- Required task:
The records that follow should be retyped word for word.

- Exercise data:
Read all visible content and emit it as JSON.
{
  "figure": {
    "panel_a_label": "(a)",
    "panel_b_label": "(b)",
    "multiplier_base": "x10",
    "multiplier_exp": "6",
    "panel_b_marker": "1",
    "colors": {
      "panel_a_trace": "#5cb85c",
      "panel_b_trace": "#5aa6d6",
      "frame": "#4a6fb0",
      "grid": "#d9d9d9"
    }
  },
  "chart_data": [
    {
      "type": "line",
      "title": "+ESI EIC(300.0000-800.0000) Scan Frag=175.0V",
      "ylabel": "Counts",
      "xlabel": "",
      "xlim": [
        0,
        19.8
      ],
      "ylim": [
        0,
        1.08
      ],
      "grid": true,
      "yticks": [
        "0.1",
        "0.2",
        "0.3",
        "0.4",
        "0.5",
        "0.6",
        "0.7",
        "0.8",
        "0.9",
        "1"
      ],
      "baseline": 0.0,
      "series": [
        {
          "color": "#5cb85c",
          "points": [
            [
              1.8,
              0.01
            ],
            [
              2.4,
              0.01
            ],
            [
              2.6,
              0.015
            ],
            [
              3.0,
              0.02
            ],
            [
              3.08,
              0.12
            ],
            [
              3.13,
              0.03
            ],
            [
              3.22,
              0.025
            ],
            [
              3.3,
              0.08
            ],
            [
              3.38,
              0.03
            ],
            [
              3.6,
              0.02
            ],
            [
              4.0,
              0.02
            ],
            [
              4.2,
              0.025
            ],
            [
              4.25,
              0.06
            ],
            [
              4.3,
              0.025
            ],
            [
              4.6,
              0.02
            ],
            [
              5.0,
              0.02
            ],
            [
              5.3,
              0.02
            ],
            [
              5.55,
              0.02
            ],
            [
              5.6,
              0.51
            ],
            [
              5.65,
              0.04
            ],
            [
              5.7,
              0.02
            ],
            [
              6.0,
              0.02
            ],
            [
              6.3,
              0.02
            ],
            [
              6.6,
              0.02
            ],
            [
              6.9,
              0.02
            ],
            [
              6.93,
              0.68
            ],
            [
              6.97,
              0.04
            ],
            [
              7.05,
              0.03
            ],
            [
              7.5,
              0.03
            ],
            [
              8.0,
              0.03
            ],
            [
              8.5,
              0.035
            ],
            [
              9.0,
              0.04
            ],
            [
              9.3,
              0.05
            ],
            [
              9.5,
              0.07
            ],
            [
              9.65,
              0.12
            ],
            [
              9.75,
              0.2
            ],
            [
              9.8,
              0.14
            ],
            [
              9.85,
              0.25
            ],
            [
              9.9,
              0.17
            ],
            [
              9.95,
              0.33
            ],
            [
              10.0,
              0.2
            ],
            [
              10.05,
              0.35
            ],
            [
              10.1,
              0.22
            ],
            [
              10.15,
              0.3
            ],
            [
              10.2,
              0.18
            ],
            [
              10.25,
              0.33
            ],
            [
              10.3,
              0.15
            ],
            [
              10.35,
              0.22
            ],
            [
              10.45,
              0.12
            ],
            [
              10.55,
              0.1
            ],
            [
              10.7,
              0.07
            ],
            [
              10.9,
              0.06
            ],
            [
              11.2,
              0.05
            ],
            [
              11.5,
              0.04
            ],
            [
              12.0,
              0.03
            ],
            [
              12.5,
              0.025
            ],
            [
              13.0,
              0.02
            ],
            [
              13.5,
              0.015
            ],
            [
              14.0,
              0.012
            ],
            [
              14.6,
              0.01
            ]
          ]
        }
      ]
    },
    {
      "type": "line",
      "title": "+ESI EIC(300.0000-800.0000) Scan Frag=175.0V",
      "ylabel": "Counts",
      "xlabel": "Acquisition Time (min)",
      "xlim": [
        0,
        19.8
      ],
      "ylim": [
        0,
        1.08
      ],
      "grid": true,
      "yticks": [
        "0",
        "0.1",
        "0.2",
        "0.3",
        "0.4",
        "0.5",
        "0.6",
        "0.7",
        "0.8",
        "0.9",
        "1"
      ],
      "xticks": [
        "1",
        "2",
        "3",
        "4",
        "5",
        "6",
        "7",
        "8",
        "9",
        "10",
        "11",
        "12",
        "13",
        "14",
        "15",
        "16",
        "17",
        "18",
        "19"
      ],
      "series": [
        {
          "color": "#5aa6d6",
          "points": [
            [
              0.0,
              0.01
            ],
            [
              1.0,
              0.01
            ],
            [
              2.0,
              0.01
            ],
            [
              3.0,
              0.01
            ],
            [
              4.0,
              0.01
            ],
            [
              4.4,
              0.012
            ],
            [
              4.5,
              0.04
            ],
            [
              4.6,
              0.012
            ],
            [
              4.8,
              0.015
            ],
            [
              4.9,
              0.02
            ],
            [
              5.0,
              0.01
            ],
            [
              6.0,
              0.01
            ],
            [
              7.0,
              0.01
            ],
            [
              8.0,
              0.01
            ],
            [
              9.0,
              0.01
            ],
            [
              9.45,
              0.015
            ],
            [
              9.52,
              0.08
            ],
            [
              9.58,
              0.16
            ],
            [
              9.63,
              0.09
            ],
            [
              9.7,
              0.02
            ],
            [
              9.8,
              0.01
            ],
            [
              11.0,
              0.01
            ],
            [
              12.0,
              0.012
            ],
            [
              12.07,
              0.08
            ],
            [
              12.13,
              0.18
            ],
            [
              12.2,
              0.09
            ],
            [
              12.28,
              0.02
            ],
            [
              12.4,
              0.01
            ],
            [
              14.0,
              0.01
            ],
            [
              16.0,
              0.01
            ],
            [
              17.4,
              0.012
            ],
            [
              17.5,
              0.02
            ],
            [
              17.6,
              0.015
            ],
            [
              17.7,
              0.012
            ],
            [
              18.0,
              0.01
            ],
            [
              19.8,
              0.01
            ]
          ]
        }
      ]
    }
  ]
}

- Answer to this task:
Read all visible content and emit it as JSON.
{
  "figure": {
    "panel_a_label": "(a)",
    "panel_b_label": "(b)",
    "multiplier_base": "x10",
    "multiplier_exp": "6",
    "panel_b_marker": "1",
    "colors": {
      "panel_a_trace": "#5cb85c",
      "panel_b_trace": "#5aa6d6",
      "frame": "#4a6fb0",
      "grid": "#d9d9d9"
    }
  },
  "chart_data": [
    {
      "type": "line",
      "title": "+ESI EIC(300.0000-800.0000) Scan Frag=175.0V",
      "ylabel": "Counts",
      "xlabel": "",
      "xlim": [
        0,
        19.8
      ],
      "ylim": [
        0,
        1.08
      ],
      "grid": true,
      "yticks": [
        "0.1",
        "0.2",
        "0.3",
        "0.4",
        "0.5",
        "0.6",
        "0.7",
        "0.8",
        "0.9",
        "1"
      ],
      "baseline": 0.0,
      "series": [
        {
          "color": "#5cb85c",
          "points": [
            [
              1.8,
              0.01
            ],
            [
              2.4,
              0.01
            ],
            [
              2.6,
              0.015
            ],
            [
              3.0,
              0.02
            ],
            [
              3.08,
              0.12
            ],
            [
              3.13,
              0.03
            ],
            [
              3.22,
              0.025
            ],
            [
              3.3,
              0.08
            ],
            [
              3.38,
              0.03
            ],
            [
              3.6,
              0.02
            ],
            [
              4.0,
              0.02
            ],
            [
              4.2,
              0.025
            ],
            [
              4.25,
              0.06
            ],
            [
              4.3,
              0.025
            ],
            [
              4.6,
              0.02
            ],
            [
              5.0,
              0.02
            ],
            [
              5.3,
              0.02
            ],
            [
              5.55,
              0.02
            ],
            [
              5.6,
              0.51
            ],
            [
              5.65,
              0.04
            ],
            [
              5.7,
              0.02
            ],
            [
              6.0,
              0.02
            ],
            [
              6.3,
              0.02
            ],
            [
              6.6,
              0.02
            ],
            [
              6.9,
              0.02
            ],
            [
              6.93,
              0.68
            ],
            [
              6.97,
              0.04
            ],
            [
              7.05,
              0.03
            ],
            [
              7.5,
              0.03
            ],
            [
              8.0,
              0.03
            ],
            [
              8.5,
              0.035
            ],
            [
              9.0,
              0.04
            ],
            [
              9.3,
              0.05
            ],
            [
              9.5,
              0.07
            ],
            [
              9.65,
              0.12
            ],
            [
              9.75,
              0.2
            ],
            [
              9.8,
              0.14
            ],
            [
              9.85,
              0.25
            ],
            [
              9.9,
              0.17
            ],
            [
              9.95,
              0.33
            ],
            [
              10.0,
              0.2
            ],
            [
              10.05,
              0.35
            ],
            [
              10.1,
              0.22
            ],
            [
              10.15,
              0.3
            ],
            [
              10.2,
              0.18
            ],
            [
              10.25,
              0.33
            ],
            [
              10.3,
              0.15
            ],
            [
              10.35,
              0.22
            ],
            [
              10.45,
              0.12
            ],
            [
              10.55,
              0.1
            ],
            [
              10.7,
              0.07
            ],
            [
              10.9,
              0.06
            ],
            [
              11.2,
              0.05
            ],
            [
              11.5,
              0.04
            ],
            [
              12.0,
              0.03
            ],
            [
              12.5,
              0.025
            ],
            [
              13.0,
              0.02
            ],
            [
              13.5,
              0.015
            ],
            [
              14.0,
              0.012
            ],
            [
              14.6,
              0.01
            ]
          ]
        }
      ]
    },
    {
      "type": "line",
      "title": "+ESI EIC(300.0000-800.0000) Scan Frag=175.0V",
      "ylabel": "Counts",
      "xlabel": "Acquisition Time (min)",
      "xlim": [
        0,
        19.8
      ],
      "ylim": [
        0,
        1.08
      ],
      "grid": true,
      "yticks": [
        "0",
        "0.1",
        "0.2",
        "0.3",
        "0.4",
        "0.5",
        "0.6",
        "0.7",
        "0.8",
        "0.9",
        "1"
      ],
      "xticks": [
        "1",
        "2",
        "3",
        "4",
        "5",
        "6",
        "7",
        "8",
        "9",
        "10",
        "11",
        "12",
        "13",
        "14",
        "15",
        "16",
        "17",
        "18",
        "19"
      ],
      "series": [
        {
          "color": "#5aa6d6",
          "points": [
            [
              0.0,
              0.01
            ],
            [
              1.0,
              0.01
            ],
            [
              2.0,
              0.01
            ],
            [
              3.0,
              0.01
            ],
            [
              4.0,
              0.01
            ],
            [
              4.4,
              0.012
            ],
            [
              4.5,
              0.04
            ],
            [
              4.6,
              0.012
            ],
            [
              4.8,
              0.015
            ],
            [
              4.9,
              0.02
            ],
            [
              5.0,
              0.01
            ],
            [
              6.0,
              0.01
            ],
            [
              7.0,
              0.01
            ],
            [
              8.0,
              0.01
            ],
            [
              9.0,
              0.01
            ],
            [
              9.45,
              0.015
            ],
            [
              9.52,
              0.08
            ],
            [
              9.58,
              0.16
            ],
            [
              9.63,
              0.09
            ],
            [
              9.7,
              0.02
            ],
            [
              9.8,
              0.01
            ],
            [
              11.0,
              0.01
            ],
            [
              12.0,
              0.012
            ],
            [
              12.07,
              0.08
            ],
            [
              12.13,
              0.18
            ],
            [
              12.2,
              0.09
            ],
            [
              12.28,
              0.02
            ],
            [
              12.4,
              0.01
            ],
            [
              14.0,
              0.01
            ],
            [
              16.0,
              0.01
            ],
            [
              17.4,
              0.012
            ],
            [
              17.5,
              0.02
            ],
            [
              17.6,
              0.015
            ],
            [
              17.7,
              0.012
            ],
            [
              18.0,
              0.01
            ],
            [
              19.8,
              0.01
            ]
          ]
        }
      ]
    }
  ]
}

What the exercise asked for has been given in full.